Союз плуга и трезуба. Как придумали Украину
Шрифт:
Но вскоре из Киева было получено сообщение, что на Полтавщину направляется немецкий отряд. Пришлось менять лежбище. Дальше Ковалевский описывает, как вместе с крестьянами-повстанцами он героически разбил человек шестьдесят германских солдат, после чего почему-то… вынужден был бежать дальше в Екатеринославль, а потом в уездный город Александровск — так тогда называлось Запорожье. Дальше путь беглого министра лежал в Геническ — на побережье теплого Азовского моря. Тут, в местах, кишевших бычками и камбалой, наш «свідомий українець», похитивший 5 млн., собирался отсидеться до лучших времен.
И, однако, именно в Геническе его арестовала гетманская полиция. Случилось это ночью в простой рыбачьей хате, в которой Ковалевский уже прятался
Естественно, никаких пыток и поджаривания на медленном огне. В конце июля Ковалевского перевели в Лукьяновскую тюрьму: «Мене прийняв той самий помічник начальника в'язниці Мальований, який був у 1914 році під час мого першого арешту. Мені дали ту саму камеру. З цікавістю оглядав я своє прізвище, вирізьблене на стіні п'ять років тому назад».
Неподалеку некоторое время сидел Симон Петлюра. Каждый день полагалась получасовая прогулка. Как рассказывает Ковалевский, «на дозвіллі тюремного життя було нам, українцям, дуже цікаво провадити дискусії на актуальні теми і робити оцінку минулих революційних подій та шукати шляхів на будуче. Часто вдавалось мені розмовляти з Симоном Петлюрою, який змінив шаблю на перо публіциста… Ми всі були переконані, що гетьманщина не зможе утриматись, що новий революційний вибух змете опереткову державу». Но вскоре гетман выпустил «публициста Петлюру» на волю, и Ковалевскому пришлось беседовать в основном с двумя соседями по камере — моряками-черноморцами. Те упорно склоняли его перейти на большевистские позиции. Но министр-казнокрад упорно держался «самостийнической» идеологии.
Изредка подследственного допрашивали. Но дело о пяти миллионах тут же увяло. Прокурор Зубилевич пытался выяснить судьбу пропавших ассигнований на сельское хозяйство. Но Ковалевский сразу же отрезал, что суда не боится и даже с большим нетерпением ждет его, так как сам собирается утрясти с гетманом «одно финансовое дельце». Услышав это, Зубилевич, если верить мемуаристу-жулику, даже подскочил: «Какое дело?»
※ ※ ※
**Поставленная задача**
Где гетманская полиция арестовала Ковалевского согласно отрывку? Ответьте, пожалуйста, одним предложением. Записи здесь никакой роли не играют.

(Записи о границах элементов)
※ ※ ※
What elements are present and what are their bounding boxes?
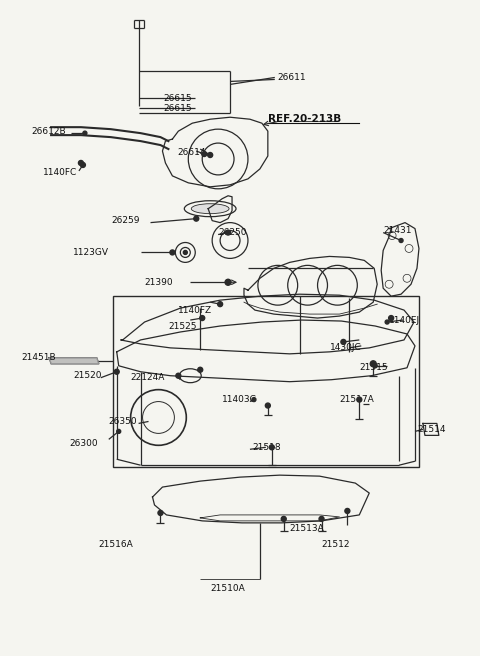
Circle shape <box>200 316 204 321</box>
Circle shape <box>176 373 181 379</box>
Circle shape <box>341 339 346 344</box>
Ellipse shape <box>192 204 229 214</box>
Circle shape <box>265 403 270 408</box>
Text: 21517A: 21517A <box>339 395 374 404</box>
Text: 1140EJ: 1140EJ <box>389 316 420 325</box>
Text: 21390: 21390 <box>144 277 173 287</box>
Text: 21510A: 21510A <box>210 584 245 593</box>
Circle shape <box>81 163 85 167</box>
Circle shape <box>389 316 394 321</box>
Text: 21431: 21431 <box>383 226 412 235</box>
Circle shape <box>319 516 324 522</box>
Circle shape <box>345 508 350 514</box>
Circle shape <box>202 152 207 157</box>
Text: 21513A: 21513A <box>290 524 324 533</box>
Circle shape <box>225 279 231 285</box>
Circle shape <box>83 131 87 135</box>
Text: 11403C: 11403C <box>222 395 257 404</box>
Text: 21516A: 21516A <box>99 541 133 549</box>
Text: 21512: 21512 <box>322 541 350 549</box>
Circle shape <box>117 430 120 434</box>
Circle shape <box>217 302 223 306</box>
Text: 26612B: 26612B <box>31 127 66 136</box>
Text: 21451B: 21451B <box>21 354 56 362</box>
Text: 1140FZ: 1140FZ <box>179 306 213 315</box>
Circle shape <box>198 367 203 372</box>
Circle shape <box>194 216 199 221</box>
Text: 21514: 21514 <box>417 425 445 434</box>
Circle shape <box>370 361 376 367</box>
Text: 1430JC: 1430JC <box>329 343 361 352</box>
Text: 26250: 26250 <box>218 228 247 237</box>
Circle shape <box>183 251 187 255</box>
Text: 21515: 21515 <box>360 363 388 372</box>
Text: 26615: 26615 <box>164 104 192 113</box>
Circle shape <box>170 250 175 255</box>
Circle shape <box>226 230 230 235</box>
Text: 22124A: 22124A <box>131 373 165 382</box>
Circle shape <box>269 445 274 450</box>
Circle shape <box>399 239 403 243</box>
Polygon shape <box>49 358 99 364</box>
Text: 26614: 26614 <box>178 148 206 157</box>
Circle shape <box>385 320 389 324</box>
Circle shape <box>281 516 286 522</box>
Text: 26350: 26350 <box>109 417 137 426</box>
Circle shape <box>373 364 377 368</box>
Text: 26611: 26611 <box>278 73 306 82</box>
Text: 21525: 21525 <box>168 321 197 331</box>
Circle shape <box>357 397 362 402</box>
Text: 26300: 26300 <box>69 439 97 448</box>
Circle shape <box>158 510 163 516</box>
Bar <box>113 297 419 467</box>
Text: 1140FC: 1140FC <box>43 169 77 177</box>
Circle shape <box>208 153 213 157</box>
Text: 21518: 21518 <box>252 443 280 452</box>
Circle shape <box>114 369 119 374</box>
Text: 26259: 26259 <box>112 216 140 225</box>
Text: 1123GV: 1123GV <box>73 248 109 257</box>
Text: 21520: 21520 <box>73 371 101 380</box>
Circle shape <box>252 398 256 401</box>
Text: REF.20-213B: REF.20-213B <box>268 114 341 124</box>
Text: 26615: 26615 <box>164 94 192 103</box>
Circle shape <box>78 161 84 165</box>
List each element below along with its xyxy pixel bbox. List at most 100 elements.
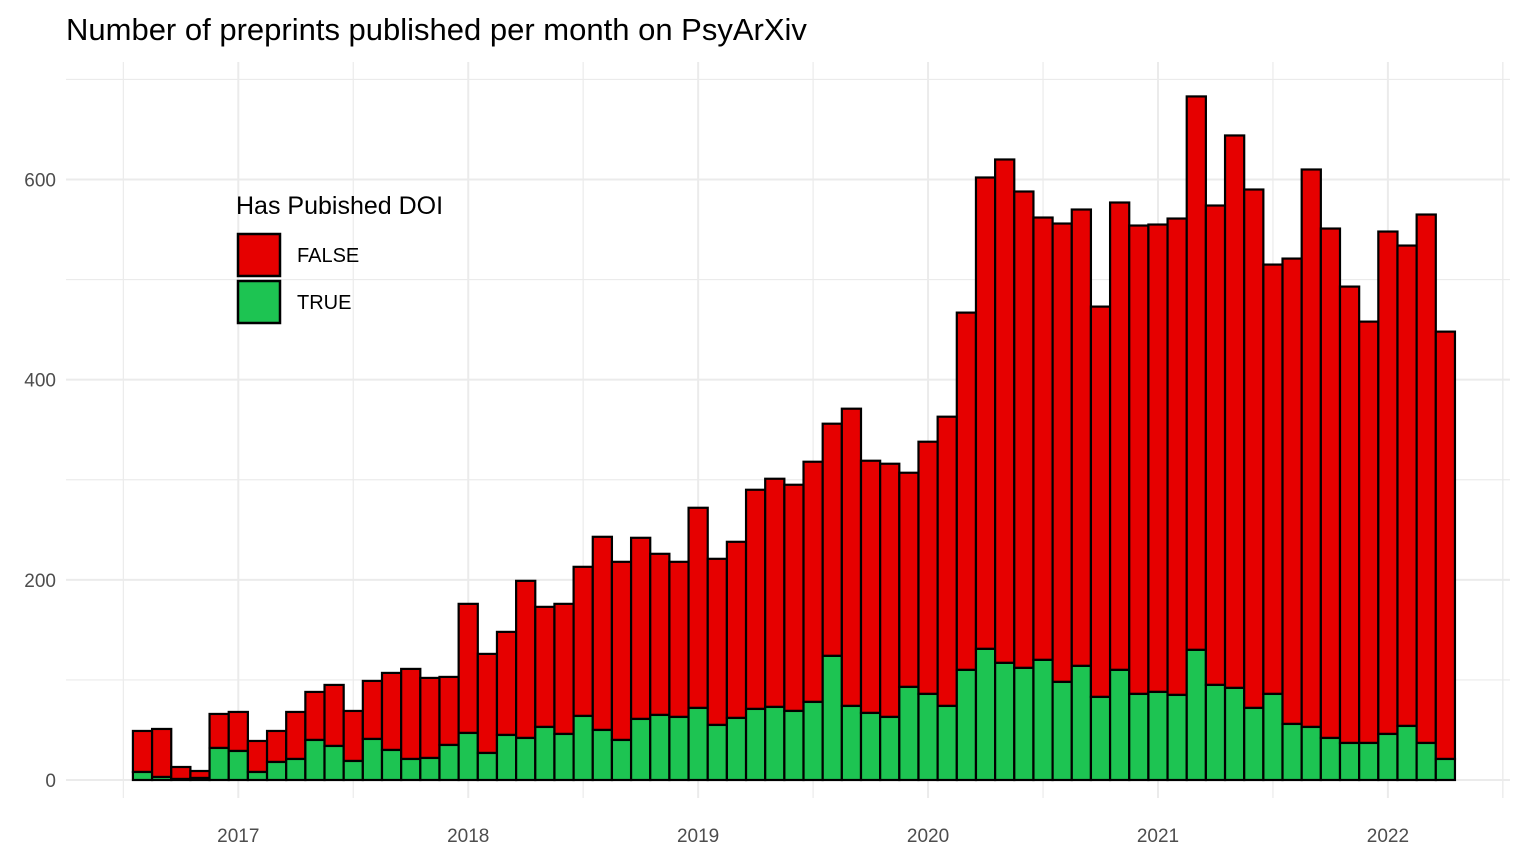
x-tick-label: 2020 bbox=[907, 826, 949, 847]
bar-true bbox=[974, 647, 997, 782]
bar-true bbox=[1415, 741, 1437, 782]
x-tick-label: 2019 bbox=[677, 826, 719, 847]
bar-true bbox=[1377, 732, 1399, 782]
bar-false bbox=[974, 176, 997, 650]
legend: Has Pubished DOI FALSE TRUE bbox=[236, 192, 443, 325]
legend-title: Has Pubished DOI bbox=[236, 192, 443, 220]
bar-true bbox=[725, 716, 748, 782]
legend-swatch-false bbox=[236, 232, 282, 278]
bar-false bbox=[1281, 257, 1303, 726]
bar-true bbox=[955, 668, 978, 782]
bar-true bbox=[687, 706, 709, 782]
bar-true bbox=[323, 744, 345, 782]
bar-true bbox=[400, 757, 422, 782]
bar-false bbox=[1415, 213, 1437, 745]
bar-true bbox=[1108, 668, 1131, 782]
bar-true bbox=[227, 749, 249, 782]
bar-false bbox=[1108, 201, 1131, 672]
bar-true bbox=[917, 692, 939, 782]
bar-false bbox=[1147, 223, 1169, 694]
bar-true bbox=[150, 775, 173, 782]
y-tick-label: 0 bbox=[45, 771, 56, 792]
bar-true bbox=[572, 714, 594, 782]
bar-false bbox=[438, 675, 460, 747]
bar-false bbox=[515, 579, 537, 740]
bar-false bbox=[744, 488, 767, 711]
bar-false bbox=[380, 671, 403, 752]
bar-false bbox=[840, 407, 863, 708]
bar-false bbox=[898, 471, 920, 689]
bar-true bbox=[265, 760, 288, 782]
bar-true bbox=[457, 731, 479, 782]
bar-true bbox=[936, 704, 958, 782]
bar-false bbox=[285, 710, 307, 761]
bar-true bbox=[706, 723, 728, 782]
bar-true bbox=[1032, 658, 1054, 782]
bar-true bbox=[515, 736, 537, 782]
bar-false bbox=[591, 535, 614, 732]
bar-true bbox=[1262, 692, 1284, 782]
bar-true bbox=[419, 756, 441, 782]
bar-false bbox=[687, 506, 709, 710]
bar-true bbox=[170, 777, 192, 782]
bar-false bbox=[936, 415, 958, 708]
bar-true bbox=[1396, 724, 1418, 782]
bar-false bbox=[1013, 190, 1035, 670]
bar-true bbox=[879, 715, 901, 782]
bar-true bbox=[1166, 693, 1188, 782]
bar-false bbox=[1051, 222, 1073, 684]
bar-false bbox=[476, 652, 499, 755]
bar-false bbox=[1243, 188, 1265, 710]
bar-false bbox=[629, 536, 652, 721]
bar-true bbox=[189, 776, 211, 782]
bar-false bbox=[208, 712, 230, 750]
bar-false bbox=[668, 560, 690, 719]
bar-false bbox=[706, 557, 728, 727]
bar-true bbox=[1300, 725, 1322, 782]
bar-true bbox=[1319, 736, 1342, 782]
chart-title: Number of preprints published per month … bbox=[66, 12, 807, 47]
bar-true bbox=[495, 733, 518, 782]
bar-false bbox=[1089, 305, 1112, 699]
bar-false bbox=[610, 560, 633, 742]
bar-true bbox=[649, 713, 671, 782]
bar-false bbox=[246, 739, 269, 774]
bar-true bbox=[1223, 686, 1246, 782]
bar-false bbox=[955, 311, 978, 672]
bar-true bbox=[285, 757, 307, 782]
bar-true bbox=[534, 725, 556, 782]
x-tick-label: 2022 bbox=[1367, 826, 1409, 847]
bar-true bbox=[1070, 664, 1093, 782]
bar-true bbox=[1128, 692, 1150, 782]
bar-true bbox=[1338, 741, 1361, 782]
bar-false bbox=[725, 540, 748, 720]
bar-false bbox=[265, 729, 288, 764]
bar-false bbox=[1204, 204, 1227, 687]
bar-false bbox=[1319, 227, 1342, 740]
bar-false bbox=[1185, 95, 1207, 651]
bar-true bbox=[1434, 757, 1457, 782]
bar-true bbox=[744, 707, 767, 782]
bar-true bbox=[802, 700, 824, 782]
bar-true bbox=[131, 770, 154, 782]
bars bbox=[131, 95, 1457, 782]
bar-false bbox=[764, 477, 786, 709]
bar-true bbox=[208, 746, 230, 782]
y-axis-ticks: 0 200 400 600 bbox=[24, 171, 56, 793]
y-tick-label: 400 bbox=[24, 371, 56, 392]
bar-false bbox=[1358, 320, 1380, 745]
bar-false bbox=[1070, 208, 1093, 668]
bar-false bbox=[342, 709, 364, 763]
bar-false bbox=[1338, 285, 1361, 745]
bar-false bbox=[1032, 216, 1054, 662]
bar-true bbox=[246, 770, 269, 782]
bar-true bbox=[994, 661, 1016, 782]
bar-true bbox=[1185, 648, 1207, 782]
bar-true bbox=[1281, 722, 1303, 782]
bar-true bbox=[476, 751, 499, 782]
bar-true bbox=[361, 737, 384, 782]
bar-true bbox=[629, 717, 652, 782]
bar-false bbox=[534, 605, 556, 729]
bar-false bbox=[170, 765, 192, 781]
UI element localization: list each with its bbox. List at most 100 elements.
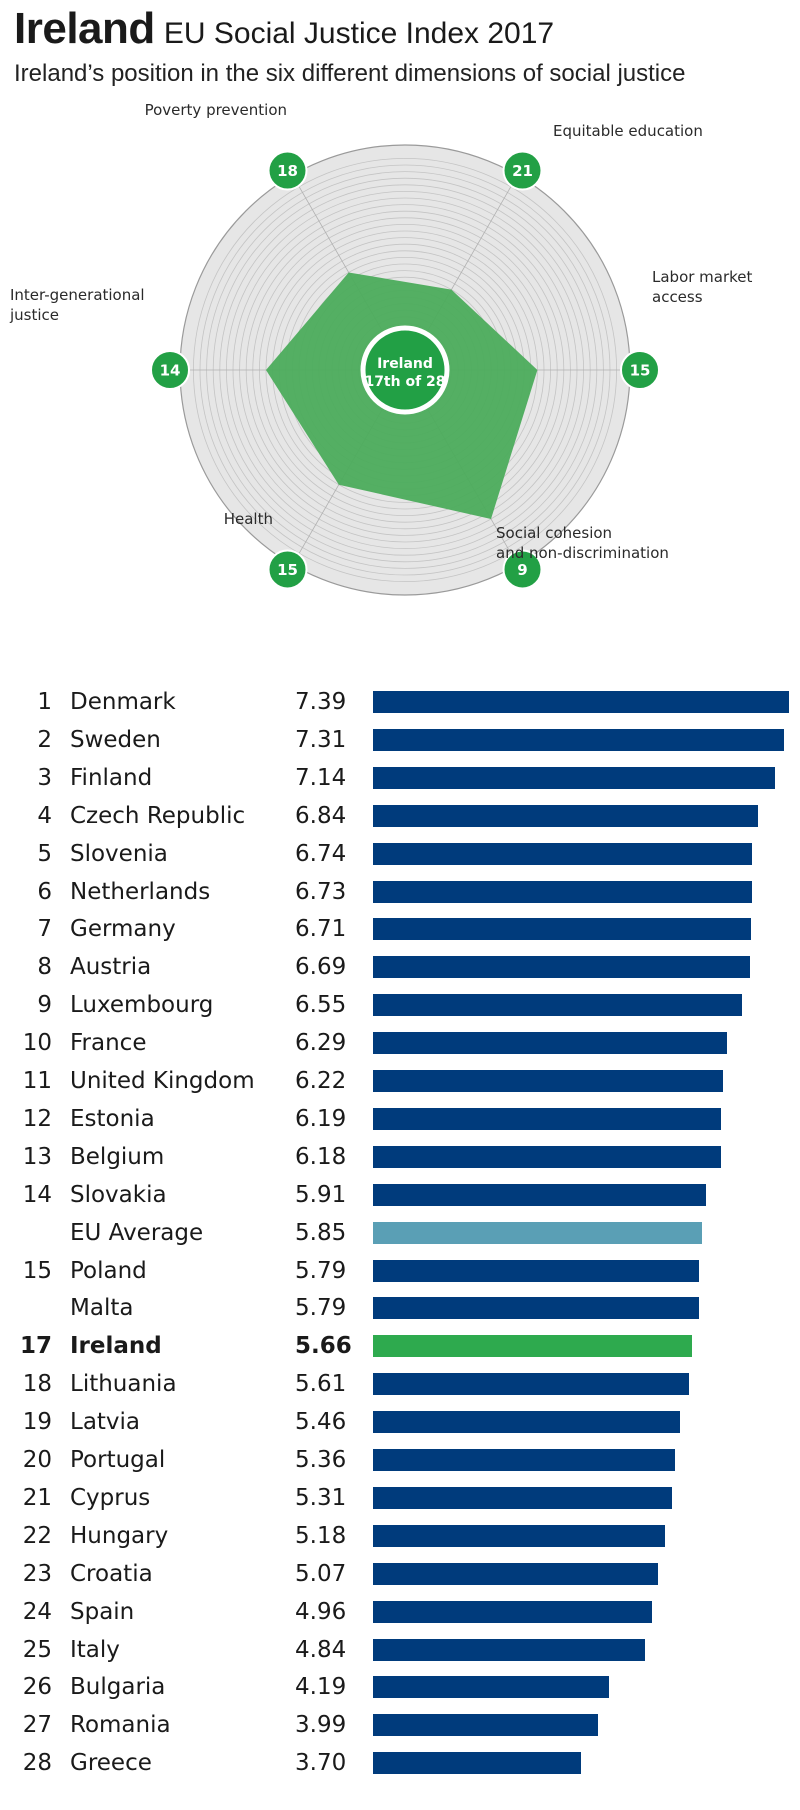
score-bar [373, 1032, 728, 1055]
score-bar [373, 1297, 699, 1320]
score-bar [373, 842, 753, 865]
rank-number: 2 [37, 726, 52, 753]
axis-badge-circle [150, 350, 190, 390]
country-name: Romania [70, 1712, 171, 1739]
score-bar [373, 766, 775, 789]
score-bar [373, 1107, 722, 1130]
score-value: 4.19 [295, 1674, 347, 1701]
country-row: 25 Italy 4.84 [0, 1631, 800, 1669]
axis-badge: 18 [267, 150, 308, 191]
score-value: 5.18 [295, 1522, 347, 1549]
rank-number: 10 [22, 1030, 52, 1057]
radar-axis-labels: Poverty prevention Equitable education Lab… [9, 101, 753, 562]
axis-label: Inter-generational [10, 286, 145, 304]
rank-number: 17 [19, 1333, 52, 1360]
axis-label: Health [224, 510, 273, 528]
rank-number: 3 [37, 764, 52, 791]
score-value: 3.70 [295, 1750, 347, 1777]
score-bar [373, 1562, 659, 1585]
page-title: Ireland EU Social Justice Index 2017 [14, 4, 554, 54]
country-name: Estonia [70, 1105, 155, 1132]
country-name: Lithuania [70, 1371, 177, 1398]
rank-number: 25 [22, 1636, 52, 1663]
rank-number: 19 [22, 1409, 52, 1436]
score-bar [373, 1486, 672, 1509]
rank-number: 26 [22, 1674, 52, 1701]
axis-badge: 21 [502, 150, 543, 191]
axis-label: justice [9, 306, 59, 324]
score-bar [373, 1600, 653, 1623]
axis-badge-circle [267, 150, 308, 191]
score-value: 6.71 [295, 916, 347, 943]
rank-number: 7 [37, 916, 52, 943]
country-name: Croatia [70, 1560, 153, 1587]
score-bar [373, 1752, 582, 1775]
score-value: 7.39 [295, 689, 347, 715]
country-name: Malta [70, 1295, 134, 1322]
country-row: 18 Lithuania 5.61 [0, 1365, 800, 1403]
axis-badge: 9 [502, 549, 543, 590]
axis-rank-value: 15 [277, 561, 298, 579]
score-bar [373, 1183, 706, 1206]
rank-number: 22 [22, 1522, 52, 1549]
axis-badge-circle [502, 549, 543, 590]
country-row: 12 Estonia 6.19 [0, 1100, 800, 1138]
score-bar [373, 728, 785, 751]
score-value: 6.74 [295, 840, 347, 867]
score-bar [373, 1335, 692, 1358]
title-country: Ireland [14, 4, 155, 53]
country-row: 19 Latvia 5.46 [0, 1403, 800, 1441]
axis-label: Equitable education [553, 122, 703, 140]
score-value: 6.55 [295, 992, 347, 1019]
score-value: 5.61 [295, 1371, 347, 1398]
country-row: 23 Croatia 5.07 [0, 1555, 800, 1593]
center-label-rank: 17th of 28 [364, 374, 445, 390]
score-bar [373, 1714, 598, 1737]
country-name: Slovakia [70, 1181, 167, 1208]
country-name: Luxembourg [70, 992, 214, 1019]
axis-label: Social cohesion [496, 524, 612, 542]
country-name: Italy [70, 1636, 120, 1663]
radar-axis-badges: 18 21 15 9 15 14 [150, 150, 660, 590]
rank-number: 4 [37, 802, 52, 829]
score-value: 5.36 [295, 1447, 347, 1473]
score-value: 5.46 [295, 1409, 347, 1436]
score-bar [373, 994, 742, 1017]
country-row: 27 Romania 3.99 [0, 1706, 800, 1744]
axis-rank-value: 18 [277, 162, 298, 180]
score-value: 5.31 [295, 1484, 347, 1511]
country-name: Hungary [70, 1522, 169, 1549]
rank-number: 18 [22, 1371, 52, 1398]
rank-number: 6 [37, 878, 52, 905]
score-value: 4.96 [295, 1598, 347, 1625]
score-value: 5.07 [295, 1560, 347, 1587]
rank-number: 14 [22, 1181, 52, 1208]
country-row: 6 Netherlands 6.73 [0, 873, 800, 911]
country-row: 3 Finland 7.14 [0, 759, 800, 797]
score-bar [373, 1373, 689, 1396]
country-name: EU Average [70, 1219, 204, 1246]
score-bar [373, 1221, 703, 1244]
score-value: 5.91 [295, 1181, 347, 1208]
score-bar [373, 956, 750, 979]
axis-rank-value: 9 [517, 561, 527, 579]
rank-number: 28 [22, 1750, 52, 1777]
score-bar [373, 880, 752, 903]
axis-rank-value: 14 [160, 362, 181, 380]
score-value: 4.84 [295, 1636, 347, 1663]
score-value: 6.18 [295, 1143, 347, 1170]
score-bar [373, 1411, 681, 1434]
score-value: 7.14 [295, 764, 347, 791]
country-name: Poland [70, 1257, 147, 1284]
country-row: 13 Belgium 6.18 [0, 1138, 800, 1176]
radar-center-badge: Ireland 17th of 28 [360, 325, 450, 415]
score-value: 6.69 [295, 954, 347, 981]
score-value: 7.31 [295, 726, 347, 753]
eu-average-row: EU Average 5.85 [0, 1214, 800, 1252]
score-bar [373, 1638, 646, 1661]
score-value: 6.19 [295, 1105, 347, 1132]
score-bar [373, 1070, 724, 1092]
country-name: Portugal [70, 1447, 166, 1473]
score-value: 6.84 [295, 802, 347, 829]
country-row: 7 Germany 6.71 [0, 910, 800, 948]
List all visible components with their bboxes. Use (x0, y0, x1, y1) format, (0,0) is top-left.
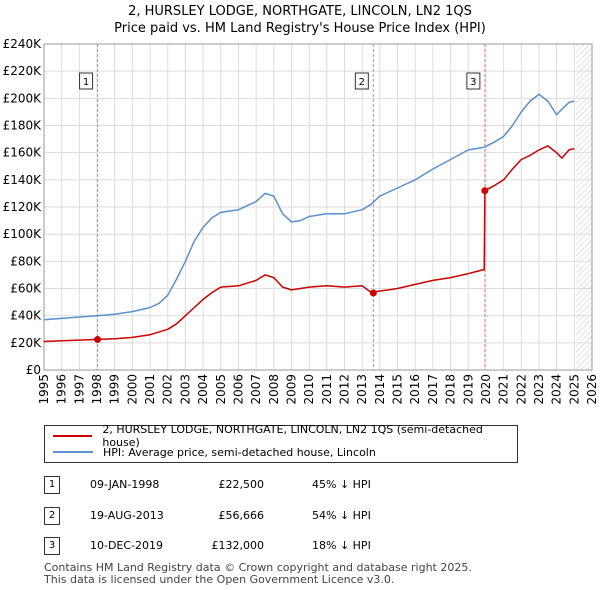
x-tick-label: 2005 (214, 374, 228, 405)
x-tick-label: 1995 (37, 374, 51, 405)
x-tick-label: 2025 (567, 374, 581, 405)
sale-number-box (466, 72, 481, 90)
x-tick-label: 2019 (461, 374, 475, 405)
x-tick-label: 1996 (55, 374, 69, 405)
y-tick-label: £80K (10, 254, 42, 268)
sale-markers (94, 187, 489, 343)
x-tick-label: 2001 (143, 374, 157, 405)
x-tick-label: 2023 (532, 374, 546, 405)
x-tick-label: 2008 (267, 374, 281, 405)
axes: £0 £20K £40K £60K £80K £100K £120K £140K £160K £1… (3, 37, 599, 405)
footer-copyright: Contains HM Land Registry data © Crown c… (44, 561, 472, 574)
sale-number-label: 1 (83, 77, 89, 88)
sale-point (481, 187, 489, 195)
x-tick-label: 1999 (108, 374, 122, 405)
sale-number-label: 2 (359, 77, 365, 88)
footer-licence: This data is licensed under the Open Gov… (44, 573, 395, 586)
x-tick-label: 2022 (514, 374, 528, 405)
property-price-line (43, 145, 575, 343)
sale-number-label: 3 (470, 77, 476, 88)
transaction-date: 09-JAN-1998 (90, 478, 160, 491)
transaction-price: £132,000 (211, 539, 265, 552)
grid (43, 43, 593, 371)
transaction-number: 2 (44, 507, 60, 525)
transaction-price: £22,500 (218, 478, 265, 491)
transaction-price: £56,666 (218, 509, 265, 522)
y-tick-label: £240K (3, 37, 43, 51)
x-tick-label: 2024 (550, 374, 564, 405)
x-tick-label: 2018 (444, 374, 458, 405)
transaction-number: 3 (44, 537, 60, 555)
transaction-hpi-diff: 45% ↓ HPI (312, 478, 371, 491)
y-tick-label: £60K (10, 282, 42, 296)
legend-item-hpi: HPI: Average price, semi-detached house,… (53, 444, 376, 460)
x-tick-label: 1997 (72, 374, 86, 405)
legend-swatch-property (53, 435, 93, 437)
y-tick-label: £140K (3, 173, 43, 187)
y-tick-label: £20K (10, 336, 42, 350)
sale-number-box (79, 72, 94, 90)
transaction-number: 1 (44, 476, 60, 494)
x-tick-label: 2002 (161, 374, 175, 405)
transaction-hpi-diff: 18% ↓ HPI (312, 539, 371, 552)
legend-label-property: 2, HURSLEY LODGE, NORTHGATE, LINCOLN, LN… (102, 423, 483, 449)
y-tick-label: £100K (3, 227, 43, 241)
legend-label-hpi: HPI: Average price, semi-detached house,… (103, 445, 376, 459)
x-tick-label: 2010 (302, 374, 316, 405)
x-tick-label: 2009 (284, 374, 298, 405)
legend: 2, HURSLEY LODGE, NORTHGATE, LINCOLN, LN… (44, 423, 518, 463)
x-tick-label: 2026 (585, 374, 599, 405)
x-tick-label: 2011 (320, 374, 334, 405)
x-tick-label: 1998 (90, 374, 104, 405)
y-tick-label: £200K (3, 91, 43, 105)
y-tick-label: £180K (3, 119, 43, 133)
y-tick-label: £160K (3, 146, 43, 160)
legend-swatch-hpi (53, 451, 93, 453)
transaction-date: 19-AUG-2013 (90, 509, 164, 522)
※ ※ ※
**Ответ на задание**
Ковалевского арестовали ночью в Геническе, в простой рыбачьей хате.